Problem> Below are the records; collect from them each line containing the string "Working".

--- start Given data ---

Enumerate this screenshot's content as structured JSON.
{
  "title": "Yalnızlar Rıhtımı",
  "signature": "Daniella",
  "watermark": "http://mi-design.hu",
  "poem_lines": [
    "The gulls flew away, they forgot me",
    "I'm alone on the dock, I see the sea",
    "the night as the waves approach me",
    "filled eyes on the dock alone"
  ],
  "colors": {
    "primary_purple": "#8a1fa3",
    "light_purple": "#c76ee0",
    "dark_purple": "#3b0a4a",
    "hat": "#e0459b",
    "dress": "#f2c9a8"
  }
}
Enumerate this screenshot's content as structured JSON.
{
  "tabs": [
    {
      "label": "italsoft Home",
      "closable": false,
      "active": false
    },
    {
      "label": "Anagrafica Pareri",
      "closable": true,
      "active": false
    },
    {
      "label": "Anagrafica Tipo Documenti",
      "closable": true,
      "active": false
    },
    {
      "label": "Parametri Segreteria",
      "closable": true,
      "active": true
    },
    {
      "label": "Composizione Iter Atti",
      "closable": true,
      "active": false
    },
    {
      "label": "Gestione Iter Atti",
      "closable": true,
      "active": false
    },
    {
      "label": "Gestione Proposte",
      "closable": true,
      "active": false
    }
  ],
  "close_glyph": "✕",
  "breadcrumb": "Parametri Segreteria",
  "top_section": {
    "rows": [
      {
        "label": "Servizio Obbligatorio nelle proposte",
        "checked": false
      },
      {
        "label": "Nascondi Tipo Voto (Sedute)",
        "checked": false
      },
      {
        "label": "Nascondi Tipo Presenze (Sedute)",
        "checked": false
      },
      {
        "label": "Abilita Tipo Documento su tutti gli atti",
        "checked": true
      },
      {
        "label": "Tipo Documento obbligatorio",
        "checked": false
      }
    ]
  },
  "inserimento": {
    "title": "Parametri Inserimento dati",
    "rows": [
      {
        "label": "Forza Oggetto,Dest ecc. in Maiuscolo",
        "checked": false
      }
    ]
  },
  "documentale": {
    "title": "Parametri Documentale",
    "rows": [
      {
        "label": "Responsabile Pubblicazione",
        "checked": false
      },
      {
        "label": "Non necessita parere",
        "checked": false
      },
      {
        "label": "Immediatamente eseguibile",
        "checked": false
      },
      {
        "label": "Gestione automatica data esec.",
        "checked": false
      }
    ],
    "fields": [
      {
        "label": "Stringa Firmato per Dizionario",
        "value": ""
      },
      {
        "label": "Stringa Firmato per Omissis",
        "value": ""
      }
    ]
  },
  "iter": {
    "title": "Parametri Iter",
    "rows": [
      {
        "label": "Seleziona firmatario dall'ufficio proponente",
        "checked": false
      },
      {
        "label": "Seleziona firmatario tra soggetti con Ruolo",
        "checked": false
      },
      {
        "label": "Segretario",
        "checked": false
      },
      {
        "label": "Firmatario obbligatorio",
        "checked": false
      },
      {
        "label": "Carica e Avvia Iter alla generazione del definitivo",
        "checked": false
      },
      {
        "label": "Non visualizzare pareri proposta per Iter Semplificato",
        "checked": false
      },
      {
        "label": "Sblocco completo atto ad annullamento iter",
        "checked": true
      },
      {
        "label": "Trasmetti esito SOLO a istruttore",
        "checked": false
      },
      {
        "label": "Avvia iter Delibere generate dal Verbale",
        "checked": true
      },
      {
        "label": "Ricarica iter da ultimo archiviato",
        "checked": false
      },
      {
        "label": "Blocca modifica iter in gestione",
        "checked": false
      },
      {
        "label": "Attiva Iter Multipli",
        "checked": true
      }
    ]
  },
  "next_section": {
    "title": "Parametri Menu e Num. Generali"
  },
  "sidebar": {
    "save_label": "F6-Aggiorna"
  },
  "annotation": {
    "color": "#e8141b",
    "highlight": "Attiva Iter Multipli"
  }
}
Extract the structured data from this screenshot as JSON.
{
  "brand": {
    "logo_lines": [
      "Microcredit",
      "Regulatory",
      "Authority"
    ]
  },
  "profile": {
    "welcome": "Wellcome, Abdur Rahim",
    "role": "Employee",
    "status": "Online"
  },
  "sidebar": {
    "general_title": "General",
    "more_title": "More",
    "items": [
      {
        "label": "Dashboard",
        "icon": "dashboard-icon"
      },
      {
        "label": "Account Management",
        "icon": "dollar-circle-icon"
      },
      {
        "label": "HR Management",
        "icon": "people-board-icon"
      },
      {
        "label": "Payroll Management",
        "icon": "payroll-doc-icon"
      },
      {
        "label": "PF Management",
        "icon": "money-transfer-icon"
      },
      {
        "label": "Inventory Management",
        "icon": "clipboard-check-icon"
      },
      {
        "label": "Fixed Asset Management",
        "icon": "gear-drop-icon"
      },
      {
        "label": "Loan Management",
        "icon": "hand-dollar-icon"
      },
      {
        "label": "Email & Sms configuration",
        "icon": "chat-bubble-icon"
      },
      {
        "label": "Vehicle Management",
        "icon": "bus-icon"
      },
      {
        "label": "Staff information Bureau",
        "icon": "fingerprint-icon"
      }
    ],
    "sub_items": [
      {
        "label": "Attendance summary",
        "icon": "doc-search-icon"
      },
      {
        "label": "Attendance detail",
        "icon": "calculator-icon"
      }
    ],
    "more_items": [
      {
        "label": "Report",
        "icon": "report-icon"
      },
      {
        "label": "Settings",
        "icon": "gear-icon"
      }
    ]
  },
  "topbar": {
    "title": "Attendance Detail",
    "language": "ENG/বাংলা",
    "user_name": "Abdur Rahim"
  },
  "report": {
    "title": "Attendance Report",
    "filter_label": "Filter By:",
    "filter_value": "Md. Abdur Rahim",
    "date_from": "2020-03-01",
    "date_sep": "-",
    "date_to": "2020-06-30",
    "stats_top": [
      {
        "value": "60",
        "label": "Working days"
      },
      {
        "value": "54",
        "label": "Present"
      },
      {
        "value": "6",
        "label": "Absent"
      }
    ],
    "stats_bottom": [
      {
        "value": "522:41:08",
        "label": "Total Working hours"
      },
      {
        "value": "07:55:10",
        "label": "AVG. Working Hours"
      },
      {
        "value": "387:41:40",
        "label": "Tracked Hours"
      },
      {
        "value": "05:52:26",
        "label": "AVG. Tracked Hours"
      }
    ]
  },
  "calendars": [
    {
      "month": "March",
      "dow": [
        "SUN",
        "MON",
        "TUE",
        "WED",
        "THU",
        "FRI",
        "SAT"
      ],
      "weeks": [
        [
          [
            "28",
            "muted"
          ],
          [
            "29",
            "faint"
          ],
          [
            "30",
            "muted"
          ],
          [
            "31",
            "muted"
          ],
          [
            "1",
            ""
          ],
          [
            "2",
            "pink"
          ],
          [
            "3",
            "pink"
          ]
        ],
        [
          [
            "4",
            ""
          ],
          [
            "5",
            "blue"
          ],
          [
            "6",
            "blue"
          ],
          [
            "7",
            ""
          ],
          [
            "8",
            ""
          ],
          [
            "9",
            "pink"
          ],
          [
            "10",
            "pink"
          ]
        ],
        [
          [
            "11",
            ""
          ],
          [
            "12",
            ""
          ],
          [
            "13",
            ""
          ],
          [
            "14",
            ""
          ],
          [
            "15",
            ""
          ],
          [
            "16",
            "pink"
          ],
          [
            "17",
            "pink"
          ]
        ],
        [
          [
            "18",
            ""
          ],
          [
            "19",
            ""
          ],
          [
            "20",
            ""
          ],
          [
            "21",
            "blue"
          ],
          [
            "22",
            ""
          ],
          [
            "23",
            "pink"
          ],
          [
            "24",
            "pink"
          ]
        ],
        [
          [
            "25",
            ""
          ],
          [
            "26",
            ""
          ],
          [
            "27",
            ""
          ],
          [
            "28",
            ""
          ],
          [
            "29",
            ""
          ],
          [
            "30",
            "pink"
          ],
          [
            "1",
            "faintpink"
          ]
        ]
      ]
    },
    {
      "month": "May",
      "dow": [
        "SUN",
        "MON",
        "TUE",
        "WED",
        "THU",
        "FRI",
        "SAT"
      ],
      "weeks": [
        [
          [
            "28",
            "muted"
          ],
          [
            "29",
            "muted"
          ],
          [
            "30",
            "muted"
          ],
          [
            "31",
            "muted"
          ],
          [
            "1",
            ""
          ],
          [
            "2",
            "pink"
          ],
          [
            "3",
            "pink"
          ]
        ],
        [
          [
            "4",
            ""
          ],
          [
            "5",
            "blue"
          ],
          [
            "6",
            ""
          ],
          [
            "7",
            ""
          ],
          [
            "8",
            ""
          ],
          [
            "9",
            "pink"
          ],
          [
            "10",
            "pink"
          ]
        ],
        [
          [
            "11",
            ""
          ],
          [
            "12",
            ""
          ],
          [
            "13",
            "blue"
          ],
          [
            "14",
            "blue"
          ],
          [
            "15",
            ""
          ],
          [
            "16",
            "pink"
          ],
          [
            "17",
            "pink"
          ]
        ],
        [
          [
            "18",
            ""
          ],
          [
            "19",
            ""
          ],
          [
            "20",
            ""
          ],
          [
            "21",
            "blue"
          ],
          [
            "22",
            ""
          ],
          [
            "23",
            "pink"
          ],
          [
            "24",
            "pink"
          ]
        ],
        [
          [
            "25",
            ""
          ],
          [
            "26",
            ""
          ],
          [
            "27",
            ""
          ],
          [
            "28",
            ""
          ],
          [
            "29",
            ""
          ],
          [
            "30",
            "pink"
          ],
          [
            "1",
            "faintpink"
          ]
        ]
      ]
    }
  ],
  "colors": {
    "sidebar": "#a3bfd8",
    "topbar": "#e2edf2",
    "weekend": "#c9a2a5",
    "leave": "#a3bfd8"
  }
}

--- end Given data ---

Task output>
        "label": "Working days"
        "label": "Total Working hours"
        "label": "AVG. Working Hours"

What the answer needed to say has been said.